_Structured figure records_.
# # # # #

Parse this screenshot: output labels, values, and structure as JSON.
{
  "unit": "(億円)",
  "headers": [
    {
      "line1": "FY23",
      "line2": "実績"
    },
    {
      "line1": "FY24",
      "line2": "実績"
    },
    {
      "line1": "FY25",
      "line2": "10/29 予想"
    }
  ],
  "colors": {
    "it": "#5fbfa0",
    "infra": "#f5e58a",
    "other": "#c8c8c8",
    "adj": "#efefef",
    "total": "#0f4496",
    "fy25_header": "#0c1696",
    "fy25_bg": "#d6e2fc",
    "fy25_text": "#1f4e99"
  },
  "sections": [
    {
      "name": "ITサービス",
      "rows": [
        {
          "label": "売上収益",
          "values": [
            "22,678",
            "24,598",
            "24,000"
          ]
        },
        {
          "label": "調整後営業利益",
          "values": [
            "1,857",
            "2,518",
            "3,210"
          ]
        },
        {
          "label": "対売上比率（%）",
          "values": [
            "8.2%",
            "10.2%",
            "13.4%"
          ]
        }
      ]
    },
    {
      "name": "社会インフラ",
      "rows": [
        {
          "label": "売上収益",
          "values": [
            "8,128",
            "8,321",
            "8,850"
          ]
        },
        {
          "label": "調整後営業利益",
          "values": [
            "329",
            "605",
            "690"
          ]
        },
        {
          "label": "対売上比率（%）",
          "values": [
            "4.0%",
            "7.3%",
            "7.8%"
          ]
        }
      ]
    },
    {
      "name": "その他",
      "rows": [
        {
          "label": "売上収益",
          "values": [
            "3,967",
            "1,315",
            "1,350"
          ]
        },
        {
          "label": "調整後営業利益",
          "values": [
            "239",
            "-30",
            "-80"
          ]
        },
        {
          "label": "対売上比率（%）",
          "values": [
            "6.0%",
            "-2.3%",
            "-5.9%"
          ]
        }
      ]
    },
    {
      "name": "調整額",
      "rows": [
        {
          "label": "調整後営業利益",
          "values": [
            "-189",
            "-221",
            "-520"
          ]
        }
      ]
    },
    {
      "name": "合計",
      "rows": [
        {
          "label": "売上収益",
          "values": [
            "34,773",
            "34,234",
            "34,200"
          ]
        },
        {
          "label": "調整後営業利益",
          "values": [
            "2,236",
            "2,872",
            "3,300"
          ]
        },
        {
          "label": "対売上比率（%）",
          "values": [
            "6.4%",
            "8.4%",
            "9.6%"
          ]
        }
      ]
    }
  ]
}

# # # # #

_EXERCISE DETAILS_.
Extract each line of the listing above, copying it word for word.

_TASK OUTPUT_.
Parse this screenshot: output labels, values, and structure as JSON.
{
  "unit": "(億円)",
  "headers": [
    {
      "line1": "FY23",
      "line2": "実績"
    },
    {
      "line1": "FY24",
      "line2": "実績"
    },
    {
      "line1": "FY25",
      "line2": "10/29 予想"
    }
  ],
  "colors": {
    "it": "#5fbfa0",
    "infra": "#f5e58a",
    "other": "#c8c8c8",
    "adj": "#efefef",
    "total": "#0f4496",
    "fy25_header": "#0c1696",
    "fy25_bg": "#d6e2fc",
    "fy25_text": "#1f4e99"
  },
  "sections": [
    {
      "name": "ITサービス",
      "rows": [
        {
          "label": "売上収益",
          "values": [
            "22,678",
            "24,598",
            "24,000"
          ]
        },
        {
          "label": "調整後営業利益",
          "values": [
            "1,857",
            "2,518",
            "3,210"
          ]
        },
        {
          "label": "対売上比率（%）",
          "values": [
            "8.2%",
            "10.2%",
            "13.4%"
          ]
        }
      ]
    },
    {
      "name": "社会インフラ",
      "rows": [
        {
          "label": "売上収益",
          "values": [
            "8,128",
            "8,321",
            "8,850"
          ]
        },
        {
          "label": "調整後営業利益",
          "values": [
            "329",
            "605",
            "690"
          ]
        },
        {
          "label": "対売上比率（%）",
          "values": [
            "4.0%",
            "7.3%",
            "7.8%"
          ]
        }
      ]
    },
    {
      "name": "その他",
      "rows": [
        {
          "label": "売上収益",
          "values": [
            "3,967",
            "1,315",
            "1,350"
          ]
        },
        {
          "label": "調整後営業利益",
          "values": [
            "239",
            "-30",
            "-80"
          ]
        },
        {
          "label": "対売上比率（%）",
          "values": [
            "6.0%",
            "-2.3%",
            "-5.9%"
          ]
        }
      ]
    },
    {
      "name": "調整額",
      "rows": [
        {
          "label": "調整後営業利益",
          "values": [
            "-189",
            "-221",
            "-520"
          ]
        }
      ]
    },
    {
      "name": "合計",
      "rows": [
        {
          "label": "売上収益",
          "values": [
            "34,773",
            "34,234",
            "34,200"
          ]
        },
        {
          "label": "調整後営業利益",
          "values": [
            "2,236",
            "2,872",
            "3,300"
          ]
        },
        {
          "label": "対売上比率（%）",
          "values": [
            "6.4%",
            "8.4%",
            "9.6%"
          ]
        }
      ]
    }
  ]
}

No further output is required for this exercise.